### ITEMS
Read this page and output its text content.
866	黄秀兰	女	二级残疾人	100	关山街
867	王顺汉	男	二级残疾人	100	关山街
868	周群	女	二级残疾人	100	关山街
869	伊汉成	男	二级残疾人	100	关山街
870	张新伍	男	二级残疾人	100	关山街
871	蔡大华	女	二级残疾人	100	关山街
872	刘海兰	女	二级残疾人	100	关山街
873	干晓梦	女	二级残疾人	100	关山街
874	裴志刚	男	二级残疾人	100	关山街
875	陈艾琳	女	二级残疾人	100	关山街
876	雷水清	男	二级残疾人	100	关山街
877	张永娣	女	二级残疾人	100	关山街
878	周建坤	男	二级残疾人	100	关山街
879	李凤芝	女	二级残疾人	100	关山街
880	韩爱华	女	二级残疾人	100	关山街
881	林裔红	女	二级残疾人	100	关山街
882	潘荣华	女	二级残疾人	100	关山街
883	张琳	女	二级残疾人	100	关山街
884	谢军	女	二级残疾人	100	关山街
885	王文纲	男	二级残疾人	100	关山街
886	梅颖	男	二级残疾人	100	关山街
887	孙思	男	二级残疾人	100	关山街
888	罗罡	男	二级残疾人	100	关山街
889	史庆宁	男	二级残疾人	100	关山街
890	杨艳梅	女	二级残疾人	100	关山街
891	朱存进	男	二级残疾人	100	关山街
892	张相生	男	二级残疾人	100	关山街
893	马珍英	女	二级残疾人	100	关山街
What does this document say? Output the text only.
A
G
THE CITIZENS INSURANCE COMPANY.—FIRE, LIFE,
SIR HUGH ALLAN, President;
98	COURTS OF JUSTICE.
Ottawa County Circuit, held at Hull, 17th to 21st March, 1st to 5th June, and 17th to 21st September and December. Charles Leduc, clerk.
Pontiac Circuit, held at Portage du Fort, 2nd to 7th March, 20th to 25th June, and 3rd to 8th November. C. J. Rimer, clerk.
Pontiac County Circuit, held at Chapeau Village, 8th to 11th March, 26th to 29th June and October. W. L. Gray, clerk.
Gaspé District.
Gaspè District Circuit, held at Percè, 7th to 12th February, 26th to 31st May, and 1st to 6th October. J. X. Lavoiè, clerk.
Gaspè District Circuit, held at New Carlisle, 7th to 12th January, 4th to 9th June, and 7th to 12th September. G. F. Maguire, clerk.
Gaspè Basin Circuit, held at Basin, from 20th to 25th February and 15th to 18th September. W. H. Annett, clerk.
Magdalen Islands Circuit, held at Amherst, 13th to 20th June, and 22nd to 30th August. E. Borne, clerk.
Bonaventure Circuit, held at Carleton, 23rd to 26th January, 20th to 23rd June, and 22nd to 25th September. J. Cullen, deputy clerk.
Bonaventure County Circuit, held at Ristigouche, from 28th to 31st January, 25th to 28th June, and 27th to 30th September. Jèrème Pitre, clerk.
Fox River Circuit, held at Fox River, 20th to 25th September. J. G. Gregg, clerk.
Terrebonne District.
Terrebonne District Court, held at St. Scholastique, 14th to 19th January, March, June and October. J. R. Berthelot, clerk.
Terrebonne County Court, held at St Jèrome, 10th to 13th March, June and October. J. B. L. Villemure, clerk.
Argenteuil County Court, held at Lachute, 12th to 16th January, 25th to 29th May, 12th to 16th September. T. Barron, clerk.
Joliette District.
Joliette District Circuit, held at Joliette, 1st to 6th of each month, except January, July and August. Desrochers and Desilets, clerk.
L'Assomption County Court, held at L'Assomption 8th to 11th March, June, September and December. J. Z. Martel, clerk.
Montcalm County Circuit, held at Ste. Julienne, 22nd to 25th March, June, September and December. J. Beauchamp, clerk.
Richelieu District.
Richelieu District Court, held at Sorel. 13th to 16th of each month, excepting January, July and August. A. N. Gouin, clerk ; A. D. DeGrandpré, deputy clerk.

### YOUR TASK
Output all of the data again. Match it exactly.

### ANSWER
Read this page and output its text content.
866	黄秀兰	女	二级残疾人	100	关山街
867	王顺汉	男	二级残疾人	100	关山街
868	周群	女	二级残疾人	100	关山街
869	伊汉成	男	二级残疾人	100	关山街
870	张新伍	男	二级残疾人	100	关山街
871	蔡大华	女	二级残疾人	100	关山街
872	刘海兰	女	二级残疾人	100	关山街
873	干晓梦	女	二级残疾人	100	关山街
874	裴志刚	男	二级残疾人	100	关山街
875	陈艾琳	女	二级残疾人	100	关山街
876	雷水清	男	二级残疾人	100	关山街
877	张永娣	女	二级残疾人	100	关山街
878	周建坤	男	二级残疾人	100	关山街
879	李凤芝	女	二级残疾人	100	关山街
880	韩爱华	女	二级残疾人	100	关山街
881	林裔红	女	二级残疾人	100	关山街
882	潘荣华	女	二级残疾人	100	关山街
883	张琳	女	二级残疾人	100	关山街
884	谢军	女	二级残疾人	100	关山街
885	王文纲	男	二级残疾人	100	关山街
886	梅颖	男	二级残疾人	100	关山街
887	孙思	男	二级残疾人	100	关山街
888	罗罡	男	二级残疾人	100	关山街
889	史庆宁	男	二级残疾人	100	关山街
890	杨艳梅	女	二级残疾人	100	关山街
891	朱存进	男	二级残疾人	100	关山街
892	张相生	男	二级残疾人	100	关山街
893	马珍英	女	二级残疾人	100	关山街
What does this document say? Output the text only.
A
G
THE CITIZENS INSURANCE COMPANY.—FIRE, LIFE,
SIR HUGH ALLAN, President;
98	COURTS OF JUSTICE.
Ottawa County Circuit, held at Hull, 17th to 21st March, 1st to 5th June, and 17th to 21st September and December. Charles Leduc, clerk.
Pontiac Circuit, held at Portage du Fort, 2nd to 7th March, 20th to 25th June, and 3rd to 8th November. C. J. Rimer, clerk.
Pontiac County Circuit, held at Chapeau Village, 8th to 11th March, 26th to 29th June and October. W. L. Gray, clerk.
Gaspé District.
Gaspè District Circuit, held at Percè, 7th to 12th February, 26th to 31st May, and 1st to 6th October. J. X. Lavoiè, clerk.
Gaspè District Circuit, held at New Carlisle, 7th to 12th January, 4th to 9th June, and 7th to 12th September. G. F. Maguire, clerk.
Gaspè Basin Circuit, held at Basin, from 20th to 25th February and 15th to 18th September. W. H. Annett, clerk.
Magdalen Islands Circuit, held at Amherst, 13th to 20th June, and 22nd to 30th August. E. Borne, clerk.
Bonaventure Circuit, held at Carleton, 23rd to 26th January, 20th to 23rd June, and 22nd to 25th September. J. Cullen, deputy clerk.
Bonaventure County Circuit, held at Ristigouche, from 28th to 31st January, 25th to 28th June, and 27th to 30th September. Jèrème Pitre, clerk.
Fox River Circuit, held at Fox River, 20th to 25th September. J. G. Gregg, clerk.
Terrebonne District.
Terrebonne District Court, held at St. Scholastique, 14th to 19th January, March, June and October. J. R. Berthelot, clerk.
Terrebonne County Court, held at St Jèrome, 10th to 13th March, June and October. J. B. L. Villemure, clerk.
Argenteuil County Court, held at Lachute, 12th to 16th January, 25th to 29th May, 12th to 16th September. T. Barron, clerk.
Joliette District.
Joliette District Circuit, held at Joliette, 1st to 6th of each month, except January, July and August. Desrochers and Desilets, clerk.
L'Assomption County Court, held at L'Assomption 8th to 11th March, June, September and December. J. Z. Martel, clerk.
Montcalm County Circuit, held at Ste. Julienne, 22nd to 25th March, June, September and December. J. Beauchamp, clerk.
Richelieu District.
Richelieu District Court, held at Sorel. 13th to 16th of each month, excepting January, July and August. A. N. Gouin, clerk ; A. D. DeGrandpré, deputy clerk.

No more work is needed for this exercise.